• [What the task asks] Every line that holds "Speed" should be shown.

(Dataset entries on figures)
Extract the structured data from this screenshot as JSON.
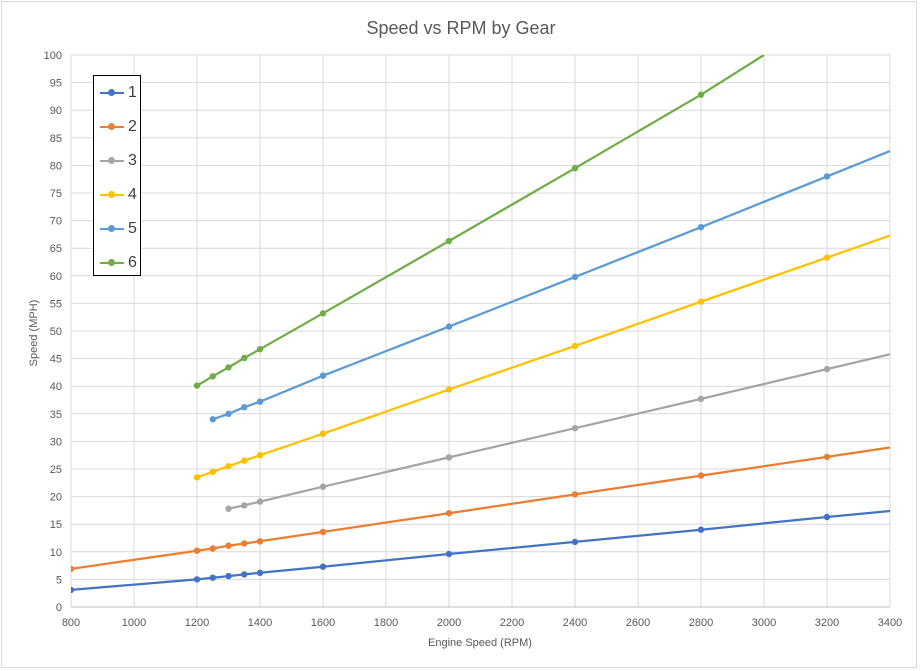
{
  "chart_data": {
    "type": "line",
    "title": "Speed vs RPM by Gear",
    "xlabel": "Engine Speed (RPM)",
    "ylabel": "Speed (MPH)",
    "xlim": [
      800,
      3400
    ],
    "ylim": [
      0,
      100
    ],
    "x_ticks": [
      800,
      1000,
      1200,
      1400,
      1600,
      1800,
      2000,
      2200,
      2400,
      2600,
      2800,
      3000,
      3200,
      3400
    ],
    "y_ticks": [
      0,
      5,
      10,
      15,
      20,
      25,
      30,
      35,
      40,
      45,
      50,
      55,
      60,
      65,
      70,
      75,
      80,
      85,
      90,
      95,
      100
    ],
    "grid": true,
    "legend_position": "top-left",
    "series": [
      {
        "name": "1",
        "color": "#4472C4",
        "points": [
          [
            800,
            3.1
          ],
          [
            1200,
            5.0
          ],
          [
            1250,
            5.3
          ],
          [
            1300,
            5.6
          ],
          [
            1350,
            5.9
          ],
          [
            1400,
            6.2
          ],
          [
            1600,
            7.3
          ],
          [
            2000,
            9.6
          ],
          [
            2400,
            11.8
          ],
          [
            2800,
            14.0
          ],
          [
            3200,
            16.3
          ],
          [
            3400,
            17.4
          ]
        ]
      },
      {
        "name": "2",
        "color": "#ED7D31",
        "points": [
          [
            800,
            6.9
          ],
          [
            1200,
            10.2
          ],
          [
            1250,
            10.6
          ],
          [
            1300,
            11.1
          ],
          [
            1350,
            11.5
          ],
          [
            1400,
            11.9
          ],
          [
            1600,
            13.6
          ],
          [
            2000,
            17.0
          ],
          [
            2400,
            20.4
          ],
          [
            2800,
            23.8
          ],
          [
            3200,
            27.2
          ],
          [
            3400,
            28.9
          ]
        ]
      },
      {
        "name": "3",
        "color": "#A5A5A5",
        "points": [
          [
            1300,
            17.8
          ],
          [
            1350,
            18.4
          ],
          [
            1400,
            19.1
          ],
          [
            1600,
            21.8
          ],
          [
            2000,
            27.1
          ],
          [
            2400,
            32.4
          ],
          [
            2800,
            37.7
          ],
          [
            3200,
            43.1
          ],
          [
            3400,
            45.8
          ]
        ]
      },
      {
        "name": "4",
        "color": "#FFC000",
        "points": [
          [
            1200,
            23.5
          ],
          [
            1250,
            24.5
          ],
          [
            1300,
            25.5
          ],
          [
            1350,
            26.5
          ],
          [
            1400,
            27.5
          ],
          [
            1600,
            31.4
          ],
          [
            2000,
            39.4
          ],
          [
            2400,
            47.3
          ],
          [
            2800,
            55.3
          ],
          [
            3200,
            63.3
          ],
          [
            3400,
            67.3
          ]
        ]
      },
      {
        "name": "5",
        "color": "#5B9BD5",
        "points": [
          [
            1250,
            34.0
          ],
          [
            1300,
            35.0
          ],
          [
            1350,
            36.2
          ],
          [
            1400,
            37.2
          ],
          [
            1600,
            41.9
          ],
          [
            2000,
            50.8
          ],
          [
            2400,
            59.8
          ],
          [
            2800,
            68.8
          ],
          [
            3200,
            78.0
          ],
          [
            3400,
            82.6
          ]
        ]
      },
      {
        "name": "6",
        "color": "#70AD47",
        "points": [
          [
            1200,
            40.1
          ],
          [
            1250,
            41.8
          ],
          [
            1300,
            43.4
          ],
          [
            1350,
            45.1
          ],
          [
            1400,
            46.7
          ],
          [
            1600,
            53.2
          ],
          [
            2000,
            66.3
          ],
          [
            2400,
            79.5
          ],
          [
            2800,
            92.8
          ],
          [
            3000,
            100.0
          ]
        ]
      }
    ]
  }
}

• [Completed exercise]
    "title": "Speed vs RPM by Gear",
    "xlabel": "Engine Speed (RPM)",
    "ylabel": "Speed (MPH)",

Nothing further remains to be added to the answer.